Find the lines that hold "megaphone". Report only how many there are.

* * *

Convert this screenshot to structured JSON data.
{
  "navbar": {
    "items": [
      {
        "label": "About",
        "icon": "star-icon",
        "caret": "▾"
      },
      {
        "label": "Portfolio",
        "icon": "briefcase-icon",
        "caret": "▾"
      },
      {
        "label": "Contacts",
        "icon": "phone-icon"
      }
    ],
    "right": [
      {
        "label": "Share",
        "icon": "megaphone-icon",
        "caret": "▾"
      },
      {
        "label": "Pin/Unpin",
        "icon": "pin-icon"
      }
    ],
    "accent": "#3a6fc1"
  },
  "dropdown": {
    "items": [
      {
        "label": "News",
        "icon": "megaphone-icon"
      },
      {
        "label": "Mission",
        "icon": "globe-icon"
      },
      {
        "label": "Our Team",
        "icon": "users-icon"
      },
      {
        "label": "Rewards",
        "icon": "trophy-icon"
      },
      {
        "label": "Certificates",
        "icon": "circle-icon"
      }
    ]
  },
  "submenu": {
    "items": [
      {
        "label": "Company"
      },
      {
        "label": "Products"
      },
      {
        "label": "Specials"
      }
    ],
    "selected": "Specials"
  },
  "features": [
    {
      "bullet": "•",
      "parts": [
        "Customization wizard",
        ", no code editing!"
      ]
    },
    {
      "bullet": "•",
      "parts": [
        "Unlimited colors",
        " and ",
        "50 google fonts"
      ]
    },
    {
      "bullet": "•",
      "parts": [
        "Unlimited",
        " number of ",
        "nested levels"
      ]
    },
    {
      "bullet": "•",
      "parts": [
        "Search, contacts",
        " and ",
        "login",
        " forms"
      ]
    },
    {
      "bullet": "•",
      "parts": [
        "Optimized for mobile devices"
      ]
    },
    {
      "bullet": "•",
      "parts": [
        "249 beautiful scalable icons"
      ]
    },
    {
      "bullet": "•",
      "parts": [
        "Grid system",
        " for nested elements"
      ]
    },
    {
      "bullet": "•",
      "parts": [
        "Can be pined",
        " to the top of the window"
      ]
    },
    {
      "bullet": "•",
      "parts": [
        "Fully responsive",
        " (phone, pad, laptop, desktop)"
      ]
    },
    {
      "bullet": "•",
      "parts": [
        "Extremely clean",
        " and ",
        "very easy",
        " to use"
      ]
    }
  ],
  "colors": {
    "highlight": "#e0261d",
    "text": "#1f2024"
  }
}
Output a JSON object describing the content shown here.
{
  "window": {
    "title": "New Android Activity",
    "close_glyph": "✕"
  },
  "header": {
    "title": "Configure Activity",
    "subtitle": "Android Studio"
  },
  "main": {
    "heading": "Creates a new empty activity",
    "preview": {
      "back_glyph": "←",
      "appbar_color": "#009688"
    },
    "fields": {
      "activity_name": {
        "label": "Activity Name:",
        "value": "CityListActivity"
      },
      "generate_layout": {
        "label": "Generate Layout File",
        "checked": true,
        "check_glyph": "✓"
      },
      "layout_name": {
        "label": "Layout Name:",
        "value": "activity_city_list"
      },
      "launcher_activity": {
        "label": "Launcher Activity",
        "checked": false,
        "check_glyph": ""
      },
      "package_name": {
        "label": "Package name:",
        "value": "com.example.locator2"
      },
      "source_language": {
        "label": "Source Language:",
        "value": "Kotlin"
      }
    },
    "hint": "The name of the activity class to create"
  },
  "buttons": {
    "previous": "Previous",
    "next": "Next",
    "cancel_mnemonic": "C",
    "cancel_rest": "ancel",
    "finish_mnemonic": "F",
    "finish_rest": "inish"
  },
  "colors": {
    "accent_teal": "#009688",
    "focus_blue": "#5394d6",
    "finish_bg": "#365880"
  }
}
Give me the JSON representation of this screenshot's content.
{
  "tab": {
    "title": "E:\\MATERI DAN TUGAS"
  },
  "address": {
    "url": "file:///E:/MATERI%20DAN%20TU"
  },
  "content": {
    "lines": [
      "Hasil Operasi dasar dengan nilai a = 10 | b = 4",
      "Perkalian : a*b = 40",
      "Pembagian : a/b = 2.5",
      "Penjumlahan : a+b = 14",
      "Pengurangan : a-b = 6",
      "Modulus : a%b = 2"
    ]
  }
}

* * *

* _Final result_
2